■ Work to do ■
Hunt for the word "section" across the entries below, copying each line that holds it.

■ Information shown ■
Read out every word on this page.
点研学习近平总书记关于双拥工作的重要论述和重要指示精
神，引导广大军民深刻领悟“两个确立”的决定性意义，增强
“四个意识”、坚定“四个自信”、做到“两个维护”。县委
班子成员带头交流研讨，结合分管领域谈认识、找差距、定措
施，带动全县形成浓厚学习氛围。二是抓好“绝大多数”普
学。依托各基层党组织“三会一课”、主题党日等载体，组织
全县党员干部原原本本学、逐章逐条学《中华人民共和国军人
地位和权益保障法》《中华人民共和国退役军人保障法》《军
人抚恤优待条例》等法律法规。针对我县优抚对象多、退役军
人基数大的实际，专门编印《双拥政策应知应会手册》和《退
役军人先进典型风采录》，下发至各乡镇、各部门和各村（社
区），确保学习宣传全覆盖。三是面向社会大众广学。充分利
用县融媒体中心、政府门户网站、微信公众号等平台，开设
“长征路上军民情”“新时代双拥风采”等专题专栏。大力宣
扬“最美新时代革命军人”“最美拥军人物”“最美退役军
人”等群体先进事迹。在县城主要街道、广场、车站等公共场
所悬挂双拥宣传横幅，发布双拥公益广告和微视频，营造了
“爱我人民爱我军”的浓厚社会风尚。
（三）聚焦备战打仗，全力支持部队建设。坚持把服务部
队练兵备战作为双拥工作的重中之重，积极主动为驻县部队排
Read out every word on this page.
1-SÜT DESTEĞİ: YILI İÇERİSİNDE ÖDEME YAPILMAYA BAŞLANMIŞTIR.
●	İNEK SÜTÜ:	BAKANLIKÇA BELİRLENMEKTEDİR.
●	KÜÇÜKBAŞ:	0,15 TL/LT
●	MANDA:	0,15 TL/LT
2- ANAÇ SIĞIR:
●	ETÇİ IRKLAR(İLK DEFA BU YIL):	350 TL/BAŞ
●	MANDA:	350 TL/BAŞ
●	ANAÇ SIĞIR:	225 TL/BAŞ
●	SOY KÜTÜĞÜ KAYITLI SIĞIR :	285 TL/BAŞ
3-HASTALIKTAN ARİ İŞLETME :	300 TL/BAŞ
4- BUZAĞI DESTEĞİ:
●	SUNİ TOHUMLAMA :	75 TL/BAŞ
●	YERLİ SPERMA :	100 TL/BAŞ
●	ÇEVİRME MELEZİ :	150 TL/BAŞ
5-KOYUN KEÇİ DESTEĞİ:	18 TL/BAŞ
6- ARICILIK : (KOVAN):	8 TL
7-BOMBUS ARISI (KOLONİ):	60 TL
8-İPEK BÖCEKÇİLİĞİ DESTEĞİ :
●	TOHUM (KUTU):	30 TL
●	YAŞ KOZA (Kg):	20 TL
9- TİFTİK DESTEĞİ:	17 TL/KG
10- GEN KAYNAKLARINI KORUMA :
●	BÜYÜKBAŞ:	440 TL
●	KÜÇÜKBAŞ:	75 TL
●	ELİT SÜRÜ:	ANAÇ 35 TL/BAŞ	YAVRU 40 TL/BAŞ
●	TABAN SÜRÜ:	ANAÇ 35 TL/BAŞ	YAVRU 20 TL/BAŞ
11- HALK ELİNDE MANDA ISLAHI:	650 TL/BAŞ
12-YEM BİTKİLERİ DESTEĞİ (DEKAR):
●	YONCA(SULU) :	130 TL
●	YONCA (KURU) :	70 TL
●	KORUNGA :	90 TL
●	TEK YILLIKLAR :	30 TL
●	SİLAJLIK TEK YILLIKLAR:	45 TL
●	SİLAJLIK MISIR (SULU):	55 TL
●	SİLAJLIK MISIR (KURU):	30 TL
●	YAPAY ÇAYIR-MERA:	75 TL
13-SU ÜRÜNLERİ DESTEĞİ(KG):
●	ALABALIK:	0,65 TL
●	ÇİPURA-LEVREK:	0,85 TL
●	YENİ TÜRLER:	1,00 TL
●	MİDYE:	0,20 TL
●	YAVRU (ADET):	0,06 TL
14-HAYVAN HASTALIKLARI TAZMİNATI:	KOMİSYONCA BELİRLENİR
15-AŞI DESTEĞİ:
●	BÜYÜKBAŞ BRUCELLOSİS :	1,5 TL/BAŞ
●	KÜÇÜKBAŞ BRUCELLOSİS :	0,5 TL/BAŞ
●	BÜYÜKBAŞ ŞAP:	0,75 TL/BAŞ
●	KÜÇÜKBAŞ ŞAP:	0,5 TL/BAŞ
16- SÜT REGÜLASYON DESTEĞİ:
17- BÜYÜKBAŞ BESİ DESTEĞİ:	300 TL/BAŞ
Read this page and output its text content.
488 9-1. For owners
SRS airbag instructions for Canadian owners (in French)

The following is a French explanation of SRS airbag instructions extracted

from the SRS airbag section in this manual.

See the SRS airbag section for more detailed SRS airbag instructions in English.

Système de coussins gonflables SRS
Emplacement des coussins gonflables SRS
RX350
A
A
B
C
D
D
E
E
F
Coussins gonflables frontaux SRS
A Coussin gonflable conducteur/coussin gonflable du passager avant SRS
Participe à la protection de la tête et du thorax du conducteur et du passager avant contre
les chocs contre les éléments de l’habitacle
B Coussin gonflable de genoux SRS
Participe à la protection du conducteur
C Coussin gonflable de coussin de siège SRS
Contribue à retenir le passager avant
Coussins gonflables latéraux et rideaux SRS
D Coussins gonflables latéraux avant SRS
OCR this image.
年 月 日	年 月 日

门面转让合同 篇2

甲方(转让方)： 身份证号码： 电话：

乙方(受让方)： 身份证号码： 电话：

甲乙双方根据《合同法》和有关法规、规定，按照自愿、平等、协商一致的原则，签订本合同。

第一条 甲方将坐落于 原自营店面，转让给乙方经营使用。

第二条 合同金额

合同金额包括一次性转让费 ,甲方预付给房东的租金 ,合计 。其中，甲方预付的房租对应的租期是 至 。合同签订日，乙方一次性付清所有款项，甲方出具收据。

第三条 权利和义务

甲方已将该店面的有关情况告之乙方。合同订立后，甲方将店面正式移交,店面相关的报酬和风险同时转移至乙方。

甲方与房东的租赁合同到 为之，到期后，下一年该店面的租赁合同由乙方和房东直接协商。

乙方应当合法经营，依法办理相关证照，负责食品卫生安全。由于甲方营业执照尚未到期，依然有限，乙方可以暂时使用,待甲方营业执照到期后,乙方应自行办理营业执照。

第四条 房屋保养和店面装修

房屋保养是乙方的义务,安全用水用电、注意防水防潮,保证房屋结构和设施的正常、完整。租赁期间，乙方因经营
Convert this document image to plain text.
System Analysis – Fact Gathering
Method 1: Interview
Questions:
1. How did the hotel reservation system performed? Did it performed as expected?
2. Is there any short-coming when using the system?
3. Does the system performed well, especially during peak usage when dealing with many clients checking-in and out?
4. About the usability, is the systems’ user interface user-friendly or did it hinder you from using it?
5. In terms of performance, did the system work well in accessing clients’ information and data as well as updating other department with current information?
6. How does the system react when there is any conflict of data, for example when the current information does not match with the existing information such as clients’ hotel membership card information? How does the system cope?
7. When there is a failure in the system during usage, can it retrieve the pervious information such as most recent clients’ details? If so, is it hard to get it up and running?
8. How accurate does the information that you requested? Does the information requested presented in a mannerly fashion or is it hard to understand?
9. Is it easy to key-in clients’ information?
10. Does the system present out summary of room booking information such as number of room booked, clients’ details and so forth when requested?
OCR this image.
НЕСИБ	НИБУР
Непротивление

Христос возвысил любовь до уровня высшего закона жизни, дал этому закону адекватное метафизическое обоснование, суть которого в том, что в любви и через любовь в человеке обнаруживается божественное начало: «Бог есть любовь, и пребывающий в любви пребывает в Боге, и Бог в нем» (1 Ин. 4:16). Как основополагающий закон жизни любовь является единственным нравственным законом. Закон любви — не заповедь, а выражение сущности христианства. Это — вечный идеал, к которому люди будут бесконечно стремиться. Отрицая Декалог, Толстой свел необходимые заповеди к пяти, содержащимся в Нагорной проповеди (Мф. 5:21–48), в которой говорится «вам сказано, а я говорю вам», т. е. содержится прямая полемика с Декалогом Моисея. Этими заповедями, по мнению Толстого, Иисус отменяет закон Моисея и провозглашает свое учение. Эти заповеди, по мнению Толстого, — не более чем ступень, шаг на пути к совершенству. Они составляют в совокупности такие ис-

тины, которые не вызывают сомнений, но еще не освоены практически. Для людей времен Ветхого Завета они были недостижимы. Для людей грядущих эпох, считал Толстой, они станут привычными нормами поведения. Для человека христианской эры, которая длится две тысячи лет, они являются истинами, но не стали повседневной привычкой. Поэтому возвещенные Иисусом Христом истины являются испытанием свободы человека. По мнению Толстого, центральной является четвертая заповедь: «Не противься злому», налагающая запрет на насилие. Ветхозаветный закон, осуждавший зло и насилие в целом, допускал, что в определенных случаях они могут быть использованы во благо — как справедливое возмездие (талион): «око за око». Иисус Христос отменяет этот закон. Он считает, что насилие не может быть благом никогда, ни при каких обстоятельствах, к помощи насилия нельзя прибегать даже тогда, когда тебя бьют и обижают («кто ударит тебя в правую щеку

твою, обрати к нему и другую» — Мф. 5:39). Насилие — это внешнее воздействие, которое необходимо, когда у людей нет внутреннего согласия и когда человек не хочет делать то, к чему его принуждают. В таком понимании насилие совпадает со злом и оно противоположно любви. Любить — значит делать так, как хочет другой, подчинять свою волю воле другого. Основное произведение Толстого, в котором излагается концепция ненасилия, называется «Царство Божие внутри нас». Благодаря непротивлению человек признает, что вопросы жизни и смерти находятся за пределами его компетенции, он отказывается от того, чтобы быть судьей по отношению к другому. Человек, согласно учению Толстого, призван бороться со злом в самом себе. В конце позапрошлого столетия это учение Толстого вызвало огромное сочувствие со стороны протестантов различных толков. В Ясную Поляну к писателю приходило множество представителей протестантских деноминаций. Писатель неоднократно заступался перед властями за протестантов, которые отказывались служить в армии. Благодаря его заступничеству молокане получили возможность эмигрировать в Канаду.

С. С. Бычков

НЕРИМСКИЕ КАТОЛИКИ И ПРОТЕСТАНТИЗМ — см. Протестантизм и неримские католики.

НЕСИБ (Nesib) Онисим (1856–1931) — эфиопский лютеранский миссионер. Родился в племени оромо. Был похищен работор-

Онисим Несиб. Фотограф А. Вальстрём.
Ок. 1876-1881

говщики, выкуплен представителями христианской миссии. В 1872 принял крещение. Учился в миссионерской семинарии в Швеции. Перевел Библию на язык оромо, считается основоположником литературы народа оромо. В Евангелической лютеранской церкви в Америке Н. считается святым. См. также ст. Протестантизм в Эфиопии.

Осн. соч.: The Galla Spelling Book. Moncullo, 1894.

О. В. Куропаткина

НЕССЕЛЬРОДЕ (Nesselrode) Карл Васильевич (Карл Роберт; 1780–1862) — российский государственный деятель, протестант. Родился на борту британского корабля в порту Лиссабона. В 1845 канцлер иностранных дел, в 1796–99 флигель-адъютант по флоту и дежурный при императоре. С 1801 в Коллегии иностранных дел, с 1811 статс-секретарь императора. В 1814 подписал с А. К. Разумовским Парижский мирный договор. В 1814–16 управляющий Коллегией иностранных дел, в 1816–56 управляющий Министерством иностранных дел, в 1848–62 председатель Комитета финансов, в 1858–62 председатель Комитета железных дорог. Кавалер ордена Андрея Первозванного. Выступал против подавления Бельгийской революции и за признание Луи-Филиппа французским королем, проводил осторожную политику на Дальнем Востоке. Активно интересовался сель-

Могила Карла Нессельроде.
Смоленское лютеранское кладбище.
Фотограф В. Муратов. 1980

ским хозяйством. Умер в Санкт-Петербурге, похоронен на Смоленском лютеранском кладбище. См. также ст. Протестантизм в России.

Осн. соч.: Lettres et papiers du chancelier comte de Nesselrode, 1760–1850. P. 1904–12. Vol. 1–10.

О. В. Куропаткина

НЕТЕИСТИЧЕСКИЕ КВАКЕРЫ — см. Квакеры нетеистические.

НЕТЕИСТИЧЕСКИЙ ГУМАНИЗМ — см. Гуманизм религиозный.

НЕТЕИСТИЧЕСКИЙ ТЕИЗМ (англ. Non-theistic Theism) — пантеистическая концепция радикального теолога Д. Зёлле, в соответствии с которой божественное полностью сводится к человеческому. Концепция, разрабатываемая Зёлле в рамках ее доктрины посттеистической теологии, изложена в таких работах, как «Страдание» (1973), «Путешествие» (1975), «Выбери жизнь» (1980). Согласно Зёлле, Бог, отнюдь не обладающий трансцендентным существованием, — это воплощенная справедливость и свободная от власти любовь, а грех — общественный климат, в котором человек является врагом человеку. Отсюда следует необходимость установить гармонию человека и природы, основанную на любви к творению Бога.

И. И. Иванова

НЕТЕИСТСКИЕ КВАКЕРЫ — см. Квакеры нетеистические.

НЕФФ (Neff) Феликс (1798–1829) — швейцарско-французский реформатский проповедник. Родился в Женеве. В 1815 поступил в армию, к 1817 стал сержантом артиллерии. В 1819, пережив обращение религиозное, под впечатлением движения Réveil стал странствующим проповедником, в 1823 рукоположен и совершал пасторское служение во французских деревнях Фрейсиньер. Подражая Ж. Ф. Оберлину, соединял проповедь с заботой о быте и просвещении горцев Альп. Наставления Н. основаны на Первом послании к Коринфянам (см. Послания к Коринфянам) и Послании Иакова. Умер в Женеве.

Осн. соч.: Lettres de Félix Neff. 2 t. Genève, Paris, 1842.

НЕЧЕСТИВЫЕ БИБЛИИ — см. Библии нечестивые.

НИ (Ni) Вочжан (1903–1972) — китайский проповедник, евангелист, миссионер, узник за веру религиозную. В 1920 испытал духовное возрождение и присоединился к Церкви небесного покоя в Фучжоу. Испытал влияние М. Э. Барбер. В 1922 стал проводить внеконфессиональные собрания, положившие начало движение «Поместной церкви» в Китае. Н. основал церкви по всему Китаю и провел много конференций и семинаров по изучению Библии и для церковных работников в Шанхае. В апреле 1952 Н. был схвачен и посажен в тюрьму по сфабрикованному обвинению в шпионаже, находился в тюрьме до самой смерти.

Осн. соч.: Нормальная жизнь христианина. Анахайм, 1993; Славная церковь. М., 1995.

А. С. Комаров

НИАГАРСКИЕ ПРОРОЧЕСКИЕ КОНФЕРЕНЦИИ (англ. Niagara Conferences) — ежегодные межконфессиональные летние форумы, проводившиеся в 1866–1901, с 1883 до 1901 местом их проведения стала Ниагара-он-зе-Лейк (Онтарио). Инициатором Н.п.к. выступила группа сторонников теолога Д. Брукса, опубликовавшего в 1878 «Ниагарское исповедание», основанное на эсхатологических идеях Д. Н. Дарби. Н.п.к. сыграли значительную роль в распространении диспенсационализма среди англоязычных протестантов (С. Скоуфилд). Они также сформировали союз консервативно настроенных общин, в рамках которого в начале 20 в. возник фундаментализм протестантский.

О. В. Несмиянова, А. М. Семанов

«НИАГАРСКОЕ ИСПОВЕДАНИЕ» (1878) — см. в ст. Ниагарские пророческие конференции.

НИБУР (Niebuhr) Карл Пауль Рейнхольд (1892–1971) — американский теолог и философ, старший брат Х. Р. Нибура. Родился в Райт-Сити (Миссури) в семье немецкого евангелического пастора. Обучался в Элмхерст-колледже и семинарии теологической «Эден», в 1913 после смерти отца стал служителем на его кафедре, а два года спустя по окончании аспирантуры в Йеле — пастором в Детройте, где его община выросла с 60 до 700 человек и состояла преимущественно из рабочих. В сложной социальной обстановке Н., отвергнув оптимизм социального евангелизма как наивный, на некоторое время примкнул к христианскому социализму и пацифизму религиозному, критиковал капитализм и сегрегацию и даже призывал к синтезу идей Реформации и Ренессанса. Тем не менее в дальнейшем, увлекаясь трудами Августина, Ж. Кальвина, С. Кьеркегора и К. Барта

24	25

■ Expected answer ■
from the SRS airbag section in this manual.
See the SRS airbag section for more detailed SRS airbag instructions in English.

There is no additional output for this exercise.